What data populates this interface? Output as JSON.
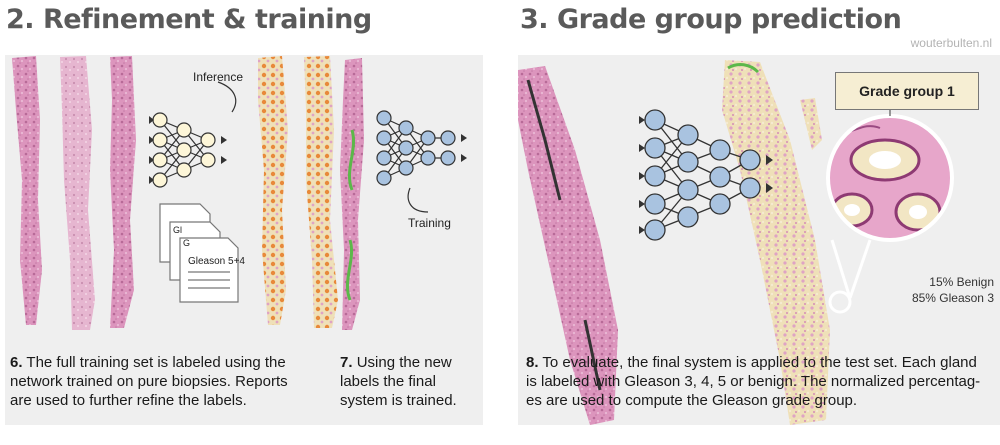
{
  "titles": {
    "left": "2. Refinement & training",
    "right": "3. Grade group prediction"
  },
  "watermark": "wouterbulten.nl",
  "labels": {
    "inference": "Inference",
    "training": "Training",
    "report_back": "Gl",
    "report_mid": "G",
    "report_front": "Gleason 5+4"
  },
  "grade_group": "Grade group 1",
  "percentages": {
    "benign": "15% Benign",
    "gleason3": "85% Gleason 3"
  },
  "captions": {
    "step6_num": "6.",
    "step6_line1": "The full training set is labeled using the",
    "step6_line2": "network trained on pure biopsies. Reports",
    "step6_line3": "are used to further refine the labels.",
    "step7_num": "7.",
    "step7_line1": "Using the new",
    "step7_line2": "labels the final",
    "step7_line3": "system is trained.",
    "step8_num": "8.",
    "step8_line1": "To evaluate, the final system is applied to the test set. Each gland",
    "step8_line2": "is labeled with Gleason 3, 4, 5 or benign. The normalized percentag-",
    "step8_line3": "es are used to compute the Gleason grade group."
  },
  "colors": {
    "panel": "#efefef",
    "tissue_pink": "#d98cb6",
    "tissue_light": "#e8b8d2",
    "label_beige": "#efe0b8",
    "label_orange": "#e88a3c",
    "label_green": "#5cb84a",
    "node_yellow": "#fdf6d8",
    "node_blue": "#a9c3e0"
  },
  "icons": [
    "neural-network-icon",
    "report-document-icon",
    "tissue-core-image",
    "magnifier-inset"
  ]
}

○ ○ ○

What you need to do: Repeat the lines above exactly, and keep every picture out.

Task output:
What data populates this interface? Output as JSON.
{
  "titles": {
    "left": "2. Refinement & training",
    "right": "3. Grade group prediction"
  },
  "watermark": "wouterbulten.nl",
  "labels": {
    "inference": "Inference",
    "training": "Training",
    "report_back": "Gl",
    "report_mid": "G",
    "report_front": "Gleason 5+4"
  },
  "grade_group": "Grade group 1",
  "percentages": {
    "benign": "15% Benign",
    "gleason3": "85% Gleason 3"
  },
  "captions": {
    "step6_num": "6.",
    "step6_line1": "The full training set is labeled using the",
    "step6_line2": "network trained on pure biopsies. Reports",
    "step6_line3": "are used to further refine the labels.",
    "step7_num": "7.",
    "step7_line1": "Using the new",
    "step7_line2": "labels the final",
    "step7_line3": "system is trained.",
    "step8_num": "8.",
    "step8_line1": "To evaluate, the final system is applied to the test set. Each gland",
    "step8_line2": "is labeled with Gleason 3, 4, 5 or benign. The normalized percentag-",
    "step8_line3": "es are used to compute the Gleason grade group."
  },
  "colors": {
    "panel": "#efefef",
    "tissue_pink": "#d98cb6",
    "tissue_light": "#e8b8d2",
    "label_beige": "#efe0b8",
    "label_orange": "#e88a3c",
    "label_green": "#5cb84a",
    "node_yellow": "#fdf6d8",
    "node_blue": "#a9c3e0"
  },
  "icons": [
    "neural-network-icon",
    "report-document-icon",
    "tissue-core-image",
    "magnifier-inset"
  ]
}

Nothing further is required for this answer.